start
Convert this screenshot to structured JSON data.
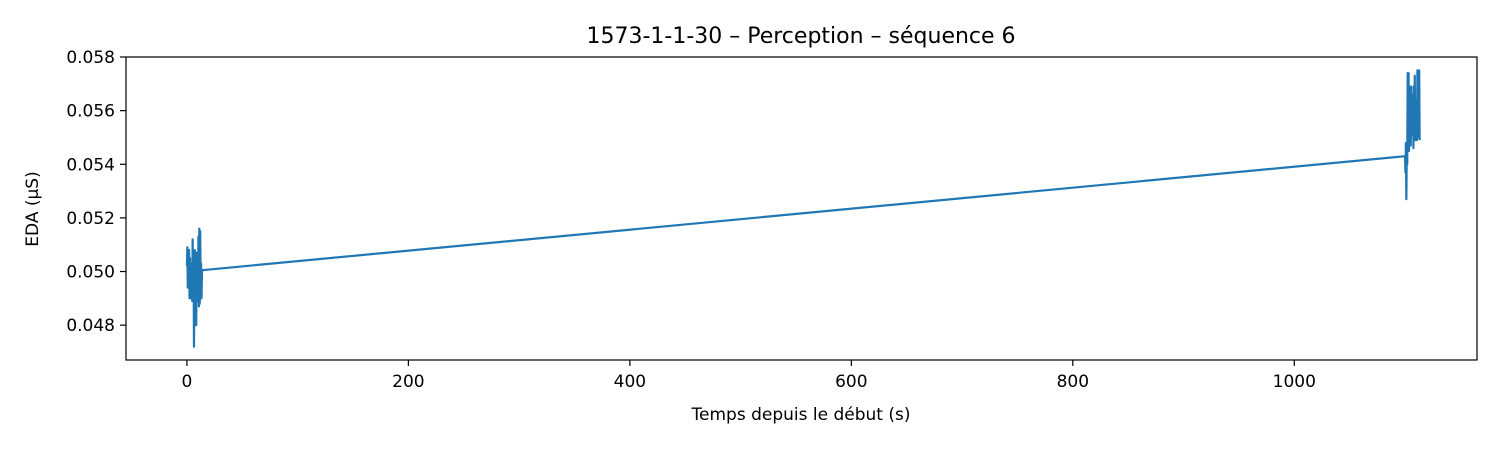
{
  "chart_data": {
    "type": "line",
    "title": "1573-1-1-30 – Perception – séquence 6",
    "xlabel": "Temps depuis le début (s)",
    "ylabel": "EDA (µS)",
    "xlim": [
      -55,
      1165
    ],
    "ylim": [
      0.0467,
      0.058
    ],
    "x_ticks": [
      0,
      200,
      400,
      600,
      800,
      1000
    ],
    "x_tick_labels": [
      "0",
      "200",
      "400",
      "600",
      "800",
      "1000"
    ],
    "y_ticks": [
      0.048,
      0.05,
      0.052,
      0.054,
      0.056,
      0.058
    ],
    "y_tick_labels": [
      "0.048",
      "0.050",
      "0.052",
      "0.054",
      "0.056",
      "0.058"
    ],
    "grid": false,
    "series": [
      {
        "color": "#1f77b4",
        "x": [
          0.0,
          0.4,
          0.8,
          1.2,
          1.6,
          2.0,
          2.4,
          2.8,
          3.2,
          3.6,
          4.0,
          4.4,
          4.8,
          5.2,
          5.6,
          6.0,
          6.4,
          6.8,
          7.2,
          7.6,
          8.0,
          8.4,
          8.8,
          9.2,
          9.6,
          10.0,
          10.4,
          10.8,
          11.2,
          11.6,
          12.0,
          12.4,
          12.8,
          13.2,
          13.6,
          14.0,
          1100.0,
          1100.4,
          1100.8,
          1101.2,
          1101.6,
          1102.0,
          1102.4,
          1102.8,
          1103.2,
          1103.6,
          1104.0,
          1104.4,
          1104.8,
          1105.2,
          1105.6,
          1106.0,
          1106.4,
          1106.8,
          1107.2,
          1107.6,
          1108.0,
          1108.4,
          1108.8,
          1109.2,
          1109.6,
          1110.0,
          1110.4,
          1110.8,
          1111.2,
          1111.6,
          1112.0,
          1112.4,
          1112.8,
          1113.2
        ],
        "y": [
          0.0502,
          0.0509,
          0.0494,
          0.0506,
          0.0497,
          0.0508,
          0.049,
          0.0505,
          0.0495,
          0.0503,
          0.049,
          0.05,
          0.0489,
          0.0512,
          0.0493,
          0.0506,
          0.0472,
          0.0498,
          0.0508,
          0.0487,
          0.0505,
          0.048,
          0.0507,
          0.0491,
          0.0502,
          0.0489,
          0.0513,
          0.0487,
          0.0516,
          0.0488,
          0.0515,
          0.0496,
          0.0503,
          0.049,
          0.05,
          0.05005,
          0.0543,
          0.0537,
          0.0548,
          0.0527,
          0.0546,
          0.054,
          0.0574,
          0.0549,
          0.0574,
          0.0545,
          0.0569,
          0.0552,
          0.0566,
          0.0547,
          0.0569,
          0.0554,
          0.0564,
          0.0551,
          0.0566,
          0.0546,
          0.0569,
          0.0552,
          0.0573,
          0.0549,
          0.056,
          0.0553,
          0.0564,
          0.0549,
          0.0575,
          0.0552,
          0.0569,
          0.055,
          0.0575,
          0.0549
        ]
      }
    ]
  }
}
end
*What you are asked to do*
Your task is to reproduce all of the material exactly. The pictures stay out.

*Final result*
Convert this screenshot to structured JSON data.
{
  "chart_data": {
    "type": "line",
    "title": "1573-1-1-30 – Perception – séquence 6",
    "xlabel": "Temps depuis le début (s)",
    "ylabel": "EDA (µS)",
    "xlim": [
      -55,
      1165
    ],
    "ylim": [
      0.0467,
      0.058
    ],
    "x_ticks": [
      0,
      200,
      400,
      600,
      800,
      1000
    ],
    "x_tick_labels": [
      "0",
      "200",
      "400",
      "600",
      "800",
      "1000"
    ],
    "y_ticks": [
      0.048,
      0.05,
      0.052,
      0.054,
      0.056,
      0.058
    ],
    "y_tick_labels": [
      "0.048",
      "0.050",
      "0.052",
      "0.054",
      "0.056",
      "0.058"
    ],
    "grid": false,
    "series": [
      {
        "color": "#1f77b4",
        "x": [
          0.0,
          0.4,
          0.8,
          1.2,
          1.6,
          2.0,
          2.4,
          2.8,
          3.2,
          3.6,
          4.0,
          4.4,
          4.8,
          5.2,
          5.6,
          6.0,
          6.4,
          6.8,
          7.2,
          7.6,
          8.0,
          8.4,
          8.8,
          9.2,
          9.6,
          10.0,
          10.4,
          10.8,
          11.2,
          11.6,
          12.0,
          12.4,
          12.8,
          13.2,
          13.6,
          14.0,
          1100.0,
          1100.4,
          1100.8,
          1101.2,
          1101.6,
          1102.0,
          1102.4,
          1102.8,
          1103.2,
          1103.6,
          1104.0,
          1104.4,
          1104.8,
          1105.2,
          1105.6,
          1106.0,
          1106.4,
          1106.8,
          1107.2,
          1107.6,
          1108.0,
          1108.4,
          1108.8,
          1109.2,
          1109.6,
          1110.0,
          1110.4,
          1110.8,
          1111.2,
          1111.6,
          1112.0,
          1112.4,
          1112.8,
          1113.2
        ],
        "y": [
          0.0502,
          0.0509,
          0.0494,
          0.0506,
          0.0497,
          0.0508,
          0.049,
          0.0505,
          0.0495,
          0.0503,
          0.049,
          0.05,
          0.0489,
          0.0512,
          0.0493,
          0.0506,
          0.0472,
          0.0498,
          0.0508,
          0.0487,
          0.0505,
          0.048,
          0.0507,
          0.0491,
          0.0502,
          0.0489,
          0.0513,
          0.0487,
          0.0516,
          0.0488,
          0.0515,
          0.0496,
          0.0503,
          0.049,
          0.05,
          0.05005,
          0.0543,
          0.0537,
          0.0548,
          0.0527,
          0.0546,
          0.054,
          0.0574,
          0.0549,
          0.0574,
          0.0545,
          0.0569,
          0.0552,
          0.0566,
          0.0547,
          0.0569,
          0.0554,
          0.0564,
          0.0551,
          0.0566,
          0.0546,
          0.0569,
          0.0552,
          0.0573,
          0.0549,
          0.056,
          0.0553,
          0.0564,
          0.0549,
          0.0575,
          0.0552,
          0.0569,
          0.055,
          0.0575,
          0.0549
        ]
      }
    ]
  }
}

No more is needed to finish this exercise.